------ Input

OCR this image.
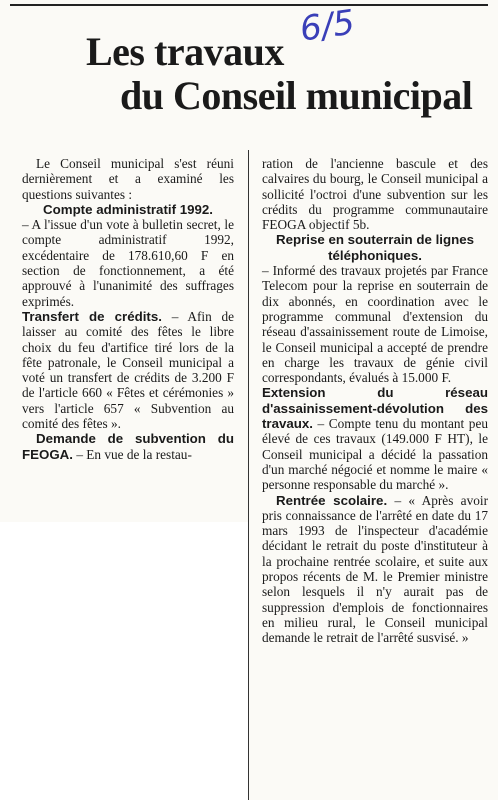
6/5
Les travaux
du Conseil municipal

Le Conseil municipal s'est réuni dernièrement et a examiné les questions suivantes :

Compte administratif 1992.
– A l'issue d'un vote à bulletin secret, le compte administratif 1992, excédentaire de 178.610,60 F en section de fonctionnement, a été approuvé à l'unanimité des suffrages exprimés.

Transfert de crédits. – Afin de laisser au comité des fêtes le libre choix du feu d'artifice tiré lors de la fête patronale, le Conseil municipal a voté un transfert de crédits de 3.200 F de l'article 660 « Fêtes et cérémonies » vers l'article 657 « Subvention au comité des fêtes ».

Demande de subvention du FEOGA. – En vue de la restau-

ration de l'ancienne bascule et des calvaires du bourg, le Conseil municipal a sollicité l'octroi d'une subvention sur les crédits du programme communautaire FEOGA objectif 5b.

Reprise en souterrain de lignes téléphoniques.
– Informé des travaux projetés par France Telecom pour la reprise en souterrain de dix abonnés, en coordination avec le programme communal d'extension du réseau d'assainissement route de Limoise, le Conseil municipal a accepté de prendre en charge les travaux de génie civil correspondants, évalués à 15.000 F.

Extension du réseau d'assainissement-dévolution des travaux. – Compte tenu du montant peu élevé de ces travaux (149.000 F HT), le Conseil municipal a décidé la passation d'un marché négocié et nomme le maire « personne responsable du marché ».

Rentrée scolaire. – « Après avoir pris connaissance de l'arrêté en date du 17 mars 1993 de l'inspecteur d'académie décidant le retrait du poste d'instituteur à la prochaine rentrée scolaire, et suite aux propos récents de M. le Premier ministre selon lesquels il n'y aurait pas de suppression d'emplois de fonctionnaires en milieu rural, le Conseil municipal demande le retrait de l'arrêté susvisé. »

------------

• _Task instructions_
Pictures in the records should not appear in your copy, but everything else must be transcribed exactly.

• _Result_
OCR this image.
6/5
Les travaux
du Conseil municipal

Le Conseil municipal s'est réuni dernièrement et a examiné les questions suivantes :

Compte administratif 1992.
– A l'issue d'un vote à bulletin secret, le compte administratif 1992, excédentaire de 178.610,60 F en section de fonctionnement, a été approuvé à l'unanimité des suffrages exprimés.

Transfert de crédits. – Afin de laisser au comité des fêtes le libre choix du feu d'artifice tiré lors de la fête patronale, le Conseil municipal a voté un transfert de crédits de 3.200 F de l'article 660 « Fêtes et cérémonies » vers l'article 657 « Subvention au comité des fêtes ».

Demande de subvention du FEOGA. – En vue de la restau-

ration de l'ancienne bascule et des calvaires du bourg, le Conseil municipal a sollicité l'octroi d'une subvention sur les crédits du programme communautaire FEOGA objectif 5b.

Reprise en souterrain de lignes téléphoniques.
– Informé des travaux projetés par France Telecom pour la reprise en souterrain de dix abonnés, en coordination avec le programme communal d'extension du réseau d'assainissement route de Limoise, le Conseil municipal a accepté de prendre en charge les travaux de génie civil correspondants, évalués à 15.000 F.

Extension du réseau d'assainissement-dévolution des travaux. – Compte tenu du montant peu élevé de ces travaux (149.000 F HT), le Conseil municipal a décidé la passation d'un marché négocié et nomme le maire « personne responsable du marché ».

Rentrée scolaire. – « Après avoir pris connaissance de l'arrêté en date du 17 mars 1993 de l'inspecteur d'académie décidant le retrait du poste d'instituteur à la prochaine rentrée scolaire, et suite aux propos récents de M. le Premier ministre selon lesquels il n'y aurait pas de suppression d'emplois de fonctionnaires en milieu rural, le Conseil municipal demande le retrait de l'arrêté susvisé. »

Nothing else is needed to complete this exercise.